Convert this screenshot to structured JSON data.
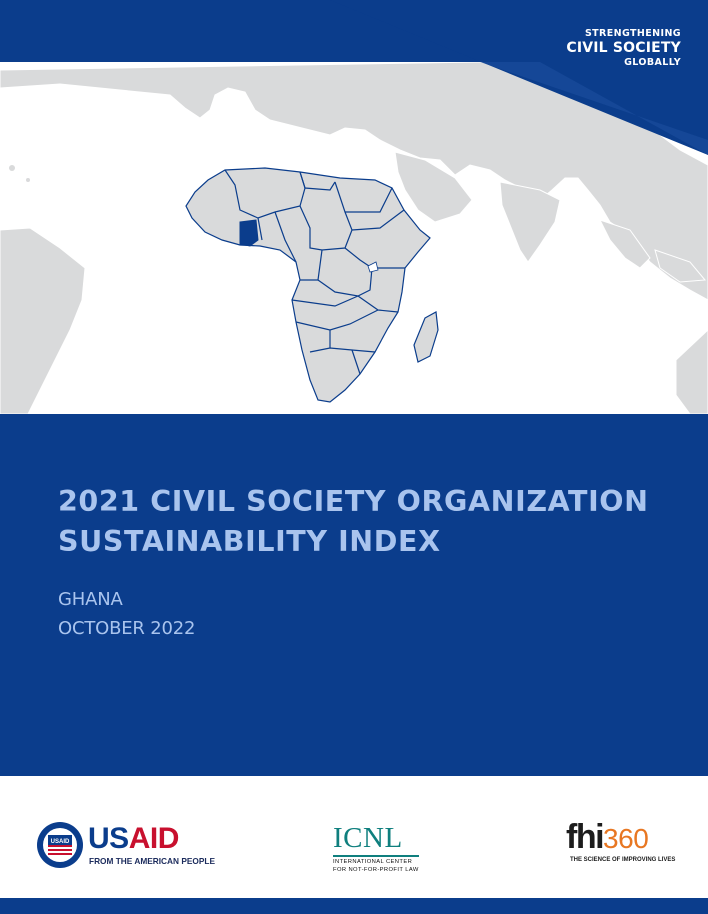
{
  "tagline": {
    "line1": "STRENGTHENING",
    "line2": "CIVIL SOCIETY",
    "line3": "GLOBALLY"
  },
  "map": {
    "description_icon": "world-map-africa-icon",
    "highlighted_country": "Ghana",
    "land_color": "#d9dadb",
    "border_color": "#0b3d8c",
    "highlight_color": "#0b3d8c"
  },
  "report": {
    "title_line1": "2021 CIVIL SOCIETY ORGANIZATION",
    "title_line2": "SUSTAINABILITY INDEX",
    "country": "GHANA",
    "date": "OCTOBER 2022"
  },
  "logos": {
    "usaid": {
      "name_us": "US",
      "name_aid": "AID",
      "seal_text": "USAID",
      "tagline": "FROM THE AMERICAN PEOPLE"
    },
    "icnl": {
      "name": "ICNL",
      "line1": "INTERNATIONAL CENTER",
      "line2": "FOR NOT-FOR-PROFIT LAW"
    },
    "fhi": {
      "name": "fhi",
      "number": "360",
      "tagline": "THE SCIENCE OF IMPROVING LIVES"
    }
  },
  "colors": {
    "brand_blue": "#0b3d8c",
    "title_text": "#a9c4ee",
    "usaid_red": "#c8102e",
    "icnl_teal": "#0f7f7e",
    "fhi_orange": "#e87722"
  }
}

**Required work:** Omit every picture, then repeat the remaining data exactly as it appears above.

**Expected answer:**
Convert this screenshot to structured JSON data.
{
  "tagline": {
    "line1": "STRENGTHENING",
    "line2": "CIVIL SOCIETY",
    "line3": "GLOBALLY"
  },
  "map": {
    "description_icon": "world-map-africa-icon",
    "highlighted_country": "Ghana",
    "land_color": "#d9dadb",
    "border_color": "#0b3d8c",
    "highlight_color": "#0b3d8c"
  },
  "report": {
    "title_line1": "2021 CIVIL SOCIETY ORGANIZATION",
    "title_line2": "SUSTAINABILITY INDEX",
    "country": "GHANA",
    "date": "OCTOBER 2022"
  },
  "logos": {
    "usaid": {
      "name_us": "US",
      "name_aid": "AID",
      "seal_text": "USAID",
      "tagline": "FROM THE AMERICAN PEOPLE"
    },
    "icnl": {
      "name": "ICNL",
      "line1": "INTERNATIONAL CENTER",
      "line2": "FOR NOT-FOR-PROFIT LAW"
    },
    "fhi": {
      "name": "fhi",
      "number": "360",
      "tagline": "THE SCIENCE OF IMPROVING LIVES"
    }
  },
  "colors": {
    "brand_blue": "#0b3d8c",
    "title_text": "#a9c4ee",
    "usaid_red": "#c8102e",
    "icnl_teal": "#0f7f7e",
    "fhi_orange": "#e87722"
  }
}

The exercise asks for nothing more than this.